╭─ Source text
Re: wgo i18n
- From: Carsten Senger <senger rehfisch de>
- To: "Jens W. Klein" <jens bluedynamics com>
- Cc: gnome-web-list gnome org
- Subject: Re: wgo i18n
- Date: Wed, 06 May 2009 14:02:22 +0200
Hi Jens,
thanks for picking that up :-)
Jens W. Klein schrieb:
Before starting to work on the issues around i18n I need to have
definitive requirements. Btw. The wiki is not in a good state to get a
picture. But I think I found what I need.
I found some more docs, but took the mentioned posting of Quim Gil
(26.Oct.2006) as the base.
Plone offers by default:
- Translation of static parts (in templates and code) using GNU Gettext
(PO/POT-Files)
- non-western/ RTL (latter using a CSS switch as well)
- automatic session & browser-language negotation (Plone)
LinguaPlone is an Add-On for Plone to translate content. Is does primary
the following:
- Translation of all "content" managed by the CMS like text, html,
images, files, ...
- It build up parallel content-trees, one for each language, url-parts
are included in translation.
- Only one tree is shown (selected language), the others are hidden
from navigation and search.
- Translations are kept together internally using (hidden) references.
- offers simple UI to manage translations.
also it should be possible to assign editor permission to only one
content tree or subtree (or single document). I just fear its difficult
to allow people to create the translated document.
Next lets come to problematic parts:
1) Partial translated content.
For all static parts this in no problem, but work to be done. For content
it can be a problem.
For WGO english is the (in LinguaPlone terms called) 'canonical'
language. As I said LingauPlone work internal with parallel content-trees
if a user switched to spanish and there are untranslated documents, those
are not shown. Theres no fallback. Some time ago I build an addon called
BlueLinguaLink which helps setting proxy-links to the version in the
canonical language. I'd need to update it to make it work with Plone 3.2
and latest LinguaPlone.
I had hoped there are replacements for navigation, search, listings etc.
that mix in the missing parts with the canonical language. (Just in the
mood to be naive ;)
From the discussions I read about the expected organizational problems
with translations I expect the gnome site to have the wast majority of
content in English only. Having a big percentage of stub pages ("no
translated - read in english here") or pages not at all visible in
another language BlueLinguaPlone does not seems to fit. (If I read the
documentation for BlueLinguaPlone correctly it is a manual task to set
up stub pages.)
╰─
§ **Work order 1**
Repeat the part of the email on website translation starting at "- non-western/ RTL" and ending at "images, files, ...".
§ **Work order 2**
Pick up the email about translating the GNOME website where it stops and write what comes next.
The listing plays no part in what needs doing here.
╭─ Provided records
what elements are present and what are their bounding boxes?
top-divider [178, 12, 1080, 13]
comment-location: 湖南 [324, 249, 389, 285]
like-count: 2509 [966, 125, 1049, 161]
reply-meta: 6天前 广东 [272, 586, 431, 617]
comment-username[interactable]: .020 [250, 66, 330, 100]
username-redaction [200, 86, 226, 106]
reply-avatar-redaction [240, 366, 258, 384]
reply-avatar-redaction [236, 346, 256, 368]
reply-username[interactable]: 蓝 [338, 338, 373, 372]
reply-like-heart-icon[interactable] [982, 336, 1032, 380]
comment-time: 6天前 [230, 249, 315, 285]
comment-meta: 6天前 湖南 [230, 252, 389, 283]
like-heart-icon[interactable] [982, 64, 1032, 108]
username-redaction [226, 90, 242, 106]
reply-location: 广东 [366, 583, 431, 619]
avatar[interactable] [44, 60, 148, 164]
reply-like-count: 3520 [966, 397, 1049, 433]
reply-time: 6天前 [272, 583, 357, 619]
╰─
§ **Written reply 1**
- non-western/ RTL (latter using a CSS switch as well)
- automatic session & browser-language negotation (Plone)
LinguaPlone is an Add-On for Plone to translate content. Is does primary
the following:
- Translation of all "content" managed by the CMS like text, html,
images, files, ...

§ **Written reply 2**
But I can't provide alternatives. Just my 2 cent.
2) translation workflow with XML export/ import.
I dont know any good tool for such a workflow. I think Sasha from
Valentine talked about an xml-based workflow with translation-offices
some years ago at a Plone Conference. If this is really needed I can dig
into this to see if there are solutions around.
This is one of the requirements that should be drop imho, or at least
postponed until after we have an releasable version.
3) "work on translation in non-public environment"
I'd use working-copy-support to have a live version online and a private
working version to edit. This is new in Plone 3 and works fine (even if I
never tested it together with LinguaPlone, what I'll do now).
Sounds good. We have to look at this combination for folder checkouts as
they already have some unexpected behavior like loosing added content
even without LinguaPlone. I think kapil worked on the checkout adapters
to only checks out the bare folder, not it's content.
Can you please comment and add missing features?
I read about one additional feature request, I think on this list during
the last year:
Have an overview which parts of the current page are already translated
and which need to be done. Especially if the canonical version was
edited after it was translated.
Displaying which parts of a page a translator omitted the last time is
impossible. But it may be feasible to annotate the translation with the
version number of the translated canonical content. Then we can link
to a diff between the last translated and the current canonical content
version.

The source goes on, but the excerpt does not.